::: Data rows :::

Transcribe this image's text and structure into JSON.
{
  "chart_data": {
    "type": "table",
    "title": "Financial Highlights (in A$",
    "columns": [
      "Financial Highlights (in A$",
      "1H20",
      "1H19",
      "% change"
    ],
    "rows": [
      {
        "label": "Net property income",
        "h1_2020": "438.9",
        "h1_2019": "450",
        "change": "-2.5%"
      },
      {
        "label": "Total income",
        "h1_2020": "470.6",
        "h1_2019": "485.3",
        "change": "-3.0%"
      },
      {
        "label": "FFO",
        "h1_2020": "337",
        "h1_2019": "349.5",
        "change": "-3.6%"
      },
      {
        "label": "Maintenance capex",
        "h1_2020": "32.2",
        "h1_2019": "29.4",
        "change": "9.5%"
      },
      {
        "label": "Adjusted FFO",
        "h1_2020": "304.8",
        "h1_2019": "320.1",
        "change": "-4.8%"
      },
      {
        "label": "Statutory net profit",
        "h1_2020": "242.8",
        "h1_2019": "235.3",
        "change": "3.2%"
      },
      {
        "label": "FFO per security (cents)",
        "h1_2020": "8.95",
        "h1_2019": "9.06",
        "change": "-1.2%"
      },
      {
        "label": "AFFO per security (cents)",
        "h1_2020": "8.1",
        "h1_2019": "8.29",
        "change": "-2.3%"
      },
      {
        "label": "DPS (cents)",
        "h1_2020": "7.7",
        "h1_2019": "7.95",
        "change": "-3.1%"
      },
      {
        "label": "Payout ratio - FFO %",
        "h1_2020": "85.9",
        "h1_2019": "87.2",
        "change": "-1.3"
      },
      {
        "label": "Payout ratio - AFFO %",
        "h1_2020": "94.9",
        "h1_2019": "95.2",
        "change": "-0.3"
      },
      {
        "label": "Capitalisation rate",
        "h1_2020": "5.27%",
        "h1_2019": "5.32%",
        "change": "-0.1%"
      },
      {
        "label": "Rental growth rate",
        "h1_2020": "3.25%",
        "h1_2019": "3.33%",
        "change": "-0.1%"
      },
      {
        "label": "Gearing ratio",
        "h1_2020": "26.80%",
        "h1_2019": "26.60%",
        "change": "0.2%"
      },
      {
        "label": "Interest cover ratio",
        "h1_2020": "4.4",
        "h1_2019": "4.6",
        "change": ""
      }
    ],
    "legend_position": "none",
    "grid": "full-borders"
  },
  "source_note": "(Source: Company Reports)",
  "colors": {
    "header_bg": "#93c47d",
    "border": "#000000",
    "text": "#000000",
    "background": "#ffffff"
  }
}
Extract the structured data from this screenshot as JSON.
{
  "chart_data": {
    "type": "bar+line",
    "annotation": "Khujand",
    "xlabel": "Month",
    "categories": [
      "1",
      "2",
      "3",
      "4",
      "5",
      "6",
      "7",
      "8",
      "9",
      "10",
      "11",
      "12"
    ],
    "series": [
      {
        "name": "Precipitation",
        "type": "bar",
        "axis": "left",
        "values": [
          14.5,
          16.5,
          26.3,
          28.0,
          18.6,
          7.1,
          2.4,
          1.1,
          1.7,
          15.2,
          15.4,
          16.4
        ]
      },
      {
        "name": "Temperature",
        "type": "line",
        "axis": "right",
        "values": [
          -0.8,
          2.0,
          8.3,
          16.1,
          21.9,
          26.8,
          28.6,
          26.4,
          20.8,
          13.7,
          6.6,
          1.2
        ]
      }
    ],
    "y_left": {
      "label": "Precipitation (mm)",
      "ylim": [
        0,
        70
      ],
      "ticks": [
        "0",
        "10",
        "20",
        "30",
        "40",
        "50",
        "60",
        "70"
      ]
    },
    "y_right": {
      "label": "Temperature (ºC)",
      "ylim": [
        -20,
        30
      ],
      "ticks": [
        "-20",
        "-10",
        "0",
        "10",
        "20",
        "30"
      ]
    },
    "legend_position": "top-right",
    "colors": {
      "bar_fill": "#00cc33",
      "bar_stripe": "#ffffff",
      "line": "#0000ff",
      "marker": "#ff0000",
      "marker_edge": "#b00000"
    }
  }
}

:::

Given problem >> Starting from the line containing "Extract the structured", repeat each line through the end of the entries, exactly.

Correct result >>
Extract the structured data from this screenshot as JSON.
{
  "chart_data": {
    "type": "bar+line",
    "annotation": "Khujand",
    "xlabel": "Month",
    "categories": [
      "1",
      "2",
      "3",
      "4",
      "5",
      "6",
      "7",
      "8",
      "9",
      "10",
      "11",
      "12"
    ],
    "series": [
      {
        "name": "Precipitation",
        "type": "bar",
        "axis": "left",
        "values": [
          14.5,
          16.5,
          26.3,
          28.0,
          18.6,
          7.1,
          2.4,
          1.1,
          1.7,
          15.2,
          15.4,
          16.4
        ]
      },
      {
        "name": "Temperature",
        "type": "line",
        "axis": "right",
        "values": [
          -0.8,
          2.0,
          8.3,
          16.1,
          21.9,
          26.8,
          28.6,
          26.4,
          20.8,
          13.7,
          6.6,
          1.2
        ]
      }
    ],
    "y_left": {
      "label": "Precipitation (mm)",
      "ylim": [
        0,
        70
      ],
      "ticks": [
        "0",
        "10",
        "20",
        "30",
        "40",
        "50",
        "60",
        "70"
      ]
    },
    "y_right": {
      "label": "Temperature (ºC)",
      "ylim": [
        -20,
        30
      ],
      "ticks": [
        "-20",
        "-10",
        "0",
        "10",
        "20",
        "30"
      ]
    },
    "legend_position": "top-right",
    "colors": {
      "bar_fill": "#00cc33",
      "bar_stripe": "#ffffff",
      "line": "#0000ff",
      "marker": "#ff0000",
      "marker_edge": "#b00000"
    }
  }
}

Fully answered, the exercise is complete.